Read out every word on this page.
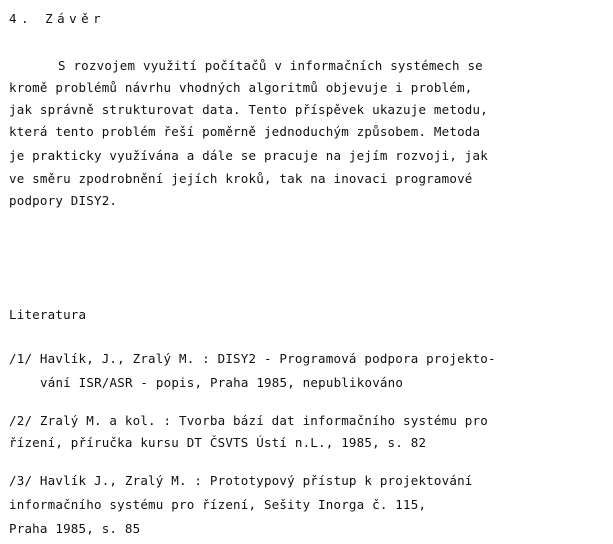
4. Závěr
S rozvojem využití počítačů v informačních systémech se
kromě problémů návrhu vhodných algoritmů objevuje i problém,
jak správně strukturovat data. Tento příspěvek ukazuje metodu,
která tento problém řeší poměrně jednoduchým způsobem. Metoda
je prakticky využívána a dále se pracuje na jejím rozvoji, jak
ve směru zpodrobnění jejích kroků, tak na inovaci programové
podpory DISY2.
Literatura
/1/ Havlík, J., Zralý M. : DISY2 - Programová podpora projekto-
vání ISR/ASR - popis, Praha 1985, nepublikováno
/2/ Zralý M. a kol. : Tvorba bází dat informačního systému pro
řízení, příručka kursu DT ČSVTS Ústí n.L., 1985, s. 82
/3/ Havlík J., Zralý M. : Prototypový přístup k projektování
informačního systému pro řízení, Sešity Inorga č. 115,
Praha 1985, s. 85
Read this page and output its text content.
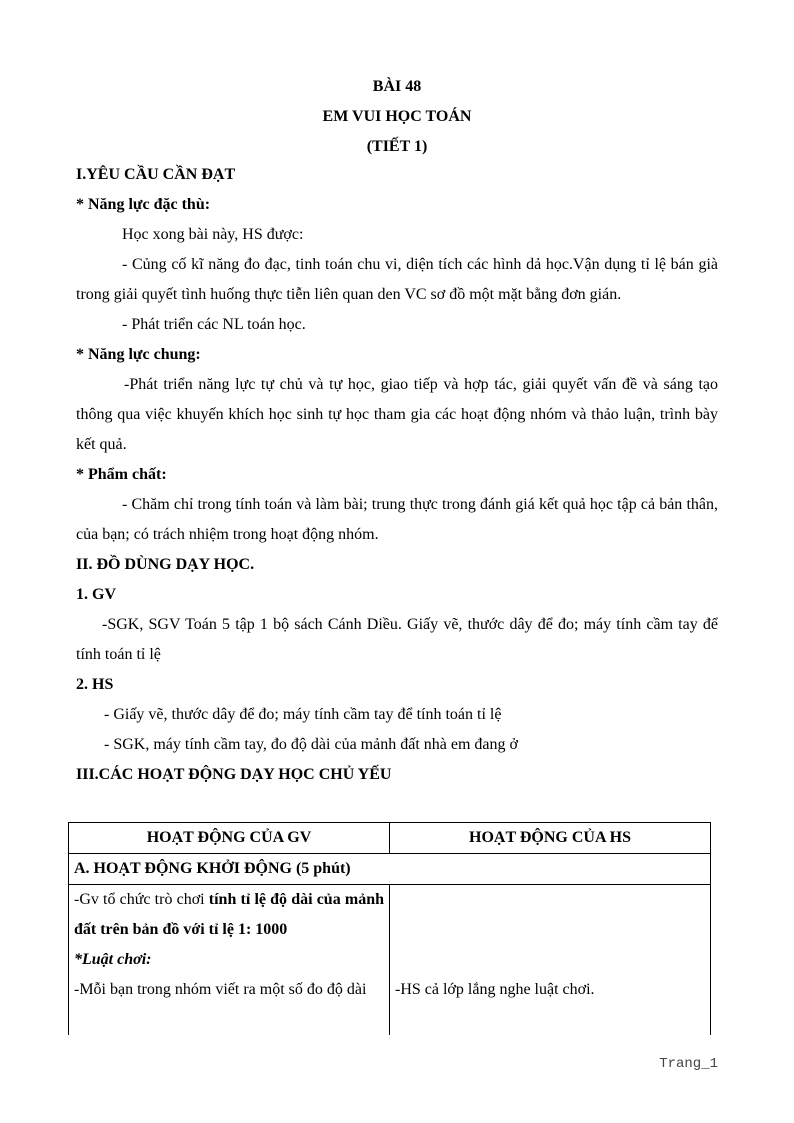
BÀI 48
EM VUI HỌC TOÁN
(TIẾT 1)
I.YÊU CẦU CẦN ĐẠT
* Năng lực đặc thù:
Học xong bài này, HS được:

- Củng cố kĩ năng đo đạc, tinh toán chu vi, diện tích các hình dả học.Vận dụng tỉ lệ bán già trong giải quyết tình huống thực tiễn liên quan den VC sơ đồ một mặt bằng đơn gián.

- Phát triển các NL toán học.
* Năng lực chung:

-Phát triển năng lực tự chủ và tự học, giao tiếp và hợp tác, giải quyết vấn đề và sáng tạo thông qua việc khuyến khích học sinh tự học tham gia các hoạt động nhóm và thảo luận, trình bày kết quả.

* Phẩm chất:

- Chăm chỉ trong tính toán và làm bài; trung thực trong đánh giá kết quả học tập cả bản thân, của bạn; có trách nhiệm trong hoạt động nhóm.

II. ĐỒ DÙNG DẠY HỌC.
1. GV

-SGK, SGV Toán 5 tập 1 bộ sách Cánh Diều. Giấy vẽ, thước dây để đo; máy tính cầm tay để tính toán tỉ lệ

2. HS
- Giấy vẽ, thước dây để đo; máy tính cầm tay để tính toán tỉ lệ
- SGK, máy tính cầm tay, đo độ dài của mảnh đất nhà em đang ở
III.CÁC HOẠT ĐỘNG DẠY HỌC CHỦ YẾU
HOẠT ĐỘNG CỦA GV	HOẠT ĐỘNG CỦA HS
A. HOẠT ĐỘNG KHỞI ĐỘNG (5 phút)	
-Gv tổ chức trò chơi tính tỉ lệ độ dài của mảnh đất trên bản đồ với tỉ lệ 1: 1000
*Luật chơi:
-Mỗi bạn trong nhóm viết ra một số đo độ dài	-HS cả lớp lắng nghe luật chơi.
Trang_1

[What is being asked]:
From the entries, copy out each line containing the word "thước".

[Task result]:
-SGK, SGV Toán 5 tập 1 bộ sách Cánh Diều. Giấy vẽ, thước dây để đo; máy tính cầm tay để tính toán tỉ lệ
- Giấy vẽ, thước dây để đo; máy tính cầm tay để tính toán tỉ lệ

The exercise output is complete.